### ARTICLE
Monday, February 28, 2011

Happy Birthday Bernadette (Peters)!

Ms Peters


In "Silent Movie"

In "The Jerk"


1980 Vargas Girl Album Cover

The Real Thing

Playboy Cover 1981

Inside The Magazine

With Her Horse

In "A Little Night Music 2010

It is my great pleasure and honor this morning to celebrate the birthday of one of my very favorite singers, performers, authors, and actresses, Ms. Bernadette Peters!
Bernadette Lazzara was born at a very early age at exactly 10:15AM my time, which is the right time, here on the west coast of the United States of America.
She wasn't lucky enough to be born here though. No, she's a New York Girl, born in Queens. She is the youngest of three children. She has a brother, Joseph, and a sister, Donna. Her dad's name was Peter, and her mom, Marguerite... what a pretty name. Bernadette is too. Their ancestors came from a land far away called Italy.
Her dad delivered bread to other people and stores in a truck. Her mom put little Bernadette to work when she was three and a half by getting her on the T.V. show, Juvenile Jury (one of the first reality shows where kids got to send grown ups to prison). She also appeared on Name That Tune (an early musical influence) and The Horn and Hardart Children's Hour when she was five.
When she was nine she adopted her father's first name as her last upon receiving her Actors Equity Card as to not sound so ethnic, as that was a professional concern at the time, even for nine year olds. Besides she looks Irish.
That very month she made her professional stage debut in "This Is Goggle" (not Google), a comedy directed by the famous Otto Preminger. Pretty cool.
When she was ten she started on T.V., on NBC's Kraft Mystery Theatre in "A Boy Named Ciske." and in a vignette entitled "Miracle in the Orphanage", and "The Christmas Tree", a Hallmark Hall of Fame production, with Richard Thomas, who would later appear on "The Waltons," and the actresses Jessica Tandy, and Erin's friend, Margaret Hamilton (The Wicked Witch of the West). She also started on the New York stage as Tessie in the New York City Center revival of "The Most Happy Fella."

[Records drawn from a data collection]
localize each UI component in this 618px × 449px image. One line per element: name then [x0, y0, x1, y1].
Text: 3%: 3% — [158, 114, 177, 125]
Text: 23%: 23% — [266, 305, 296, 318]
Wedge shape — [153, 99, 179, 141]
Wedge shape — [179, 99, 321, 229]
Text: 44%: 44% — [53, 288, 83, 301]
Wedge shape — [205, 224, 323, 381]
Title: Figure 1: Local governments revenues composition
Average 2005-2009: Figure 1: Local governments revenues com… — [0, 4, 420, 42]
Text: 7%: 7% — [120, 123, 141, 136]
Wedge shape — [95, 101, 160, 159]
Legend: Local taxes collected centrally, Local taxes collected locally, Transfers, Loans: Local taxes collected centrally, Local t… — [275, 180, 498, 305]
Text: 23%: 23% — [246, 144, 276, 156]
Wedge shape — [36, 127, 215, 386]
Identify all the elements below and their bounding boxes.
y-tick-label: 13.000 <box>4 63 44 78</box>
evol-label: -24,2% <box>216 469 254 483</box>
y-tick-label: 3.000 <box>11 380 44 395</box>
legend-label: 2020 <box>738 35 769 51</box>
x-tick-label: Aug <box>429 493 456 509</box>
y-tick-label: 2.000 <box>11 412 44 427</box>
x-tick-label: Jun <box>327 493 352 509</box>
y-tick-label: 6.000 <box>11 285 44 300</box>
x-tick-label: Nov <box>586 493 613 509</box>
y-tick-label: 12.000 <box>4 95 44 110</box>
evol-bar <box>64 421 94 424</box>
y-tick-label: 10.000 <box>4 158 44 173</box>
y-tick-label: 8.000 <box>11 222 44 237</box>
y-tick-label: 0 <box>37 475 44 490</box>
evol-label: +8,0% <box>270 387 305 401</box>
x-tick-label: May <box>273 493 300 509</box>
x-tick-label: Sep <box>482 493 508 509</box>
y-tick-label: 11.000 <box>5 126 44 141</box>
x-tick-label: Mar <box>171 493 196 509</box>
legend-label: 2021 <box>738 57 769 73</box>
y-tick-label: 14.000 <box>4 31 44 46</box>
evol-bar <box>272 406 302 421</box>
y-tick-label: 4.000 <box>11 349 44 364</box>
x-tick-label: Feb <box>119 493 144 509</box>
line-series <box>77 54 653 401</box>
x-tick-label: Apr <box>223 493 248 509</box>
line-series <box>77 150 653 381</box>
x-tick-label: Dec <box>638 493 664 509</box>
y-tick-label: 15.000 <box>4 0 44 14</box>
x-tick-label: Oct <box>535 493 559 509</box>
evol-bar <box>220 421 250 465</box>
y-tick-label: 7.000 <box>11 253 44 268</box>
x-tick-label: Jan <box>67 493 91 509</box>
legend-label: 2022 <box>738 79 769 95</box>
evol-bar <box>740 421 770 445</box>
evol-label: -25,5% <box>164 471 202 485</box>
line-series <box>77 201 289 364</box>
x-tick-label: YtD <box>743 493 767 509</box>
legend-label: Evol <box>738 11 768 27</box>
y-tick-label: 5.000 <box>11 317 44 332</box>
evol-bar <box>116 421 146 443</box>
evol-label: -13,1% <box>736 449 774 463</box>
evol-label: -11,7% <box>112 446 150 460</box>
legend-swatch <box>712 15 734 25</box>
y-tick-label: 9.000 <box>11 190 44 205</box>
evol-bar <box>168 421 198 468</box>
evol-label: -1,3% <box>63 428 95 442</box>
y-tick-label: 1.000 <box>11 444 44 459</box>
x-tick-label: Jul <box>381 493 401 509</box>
==
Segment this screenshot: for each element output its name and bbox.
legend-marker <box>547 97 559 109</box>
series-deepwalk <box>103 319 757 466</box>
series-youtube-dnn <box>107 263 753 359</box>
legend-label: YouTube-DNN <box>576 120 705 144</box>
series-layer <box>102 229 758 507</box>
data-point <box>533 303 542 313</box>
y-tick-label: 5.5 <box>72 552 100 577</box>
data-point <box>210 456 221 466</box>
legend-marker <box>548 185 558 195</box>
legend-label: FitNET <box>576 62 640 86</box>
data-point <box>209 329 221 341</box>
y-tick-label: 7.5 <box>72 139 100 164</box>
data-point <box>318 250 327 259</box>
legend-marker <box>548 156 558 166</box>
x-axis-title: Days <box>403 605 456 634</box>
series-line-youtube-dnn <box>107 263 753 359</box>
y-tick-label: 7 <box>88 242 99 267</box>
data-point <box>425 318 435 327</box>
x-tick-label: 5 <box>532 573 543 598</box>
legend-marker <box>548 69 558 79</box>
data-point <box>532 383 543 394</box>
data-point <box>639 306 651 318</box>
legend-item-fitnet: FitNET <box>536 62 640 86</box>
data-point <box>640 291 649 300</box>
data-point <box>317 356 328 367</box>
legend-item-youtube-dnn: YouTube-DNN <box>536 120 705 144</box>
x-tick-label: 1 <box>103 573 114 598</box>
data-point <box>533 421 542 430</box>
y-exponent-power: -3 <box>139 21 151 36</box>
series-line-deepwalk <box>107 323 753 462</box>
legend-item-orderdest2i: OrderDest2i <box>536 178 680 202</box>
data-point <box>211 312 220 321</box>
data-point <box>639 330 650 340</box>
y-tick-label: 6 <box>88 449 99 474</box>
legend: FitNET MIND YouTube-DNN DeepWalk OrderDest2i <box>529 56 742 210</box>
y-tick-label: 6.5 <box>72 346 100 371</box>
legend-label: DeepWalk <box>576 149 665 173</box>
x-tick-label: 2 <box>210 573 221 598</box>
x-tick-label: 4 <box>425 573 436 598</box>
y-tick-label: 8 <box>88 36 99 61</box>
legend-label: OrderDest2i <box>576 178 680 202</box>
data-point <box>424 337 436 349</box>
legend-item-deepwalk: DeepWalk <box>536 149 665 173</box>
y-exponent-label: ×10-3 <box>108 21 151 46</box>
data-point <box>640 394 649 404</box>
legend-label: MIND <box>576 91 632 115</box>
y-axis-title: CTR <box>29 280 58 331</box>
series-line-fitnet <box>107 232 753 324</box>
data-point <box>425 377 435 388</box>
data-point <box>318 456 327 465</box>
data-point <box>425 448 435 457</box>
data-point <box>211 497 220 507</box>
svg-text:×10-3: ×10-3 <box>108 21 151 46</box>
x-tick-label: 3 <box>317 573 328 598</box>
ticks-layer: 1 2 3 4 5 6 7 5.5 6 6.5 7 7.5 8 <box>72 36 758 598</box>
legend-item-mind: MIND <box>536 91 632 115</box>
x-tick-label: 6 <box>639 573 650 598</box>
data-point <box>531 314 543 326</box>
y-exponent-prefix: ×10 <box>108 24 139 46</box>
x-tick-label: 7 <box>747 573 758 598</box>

### BRIEF A
According to the birthday tribute to Bernadette Peters, how did her father earn a living?
### BRIEF B
Carry on the birthday tribute to Bernadette Peters, picking up after its final sentence.
Nothing asked here requires the records.

### TASK RESPONSE A
He delivered bread to people and stores in a truck.

### TASK RESPONSE B
As a teenager she attended Steven Tyler's (Arrowsmith) old school, the Quintano's School for Young Professionals. It's not there anymore. Tyler blew it up.
When she was thirteen she met a man who would become her long time musical accompanist, conductor and arranger Marvin Laird, while in the second national tour of "Gypsy." He was the assisstant conductor on that tour, and would step in for the main conductor if one of his batons broke. He thought of Bernadette at the time, "I heard her sing an odd phrase or two and thought, 'God that's a big voice out of that little girl,'"
When she finished high school she really got busy. She was just goofing off up until then. She appeared Off-Broadway in the musicals "The Penny Friend" in 1966, and "Curley McDimple" in 1967, and as a standby on Broadway in "The Girl in the Freudian Slip." She made her Broadway debut in "Johnny No-Trump" in 1967, and next appeared as George M. Cohan's sister opposite Joel Grey in "George M!" in 1968, winning the Theatre World Award.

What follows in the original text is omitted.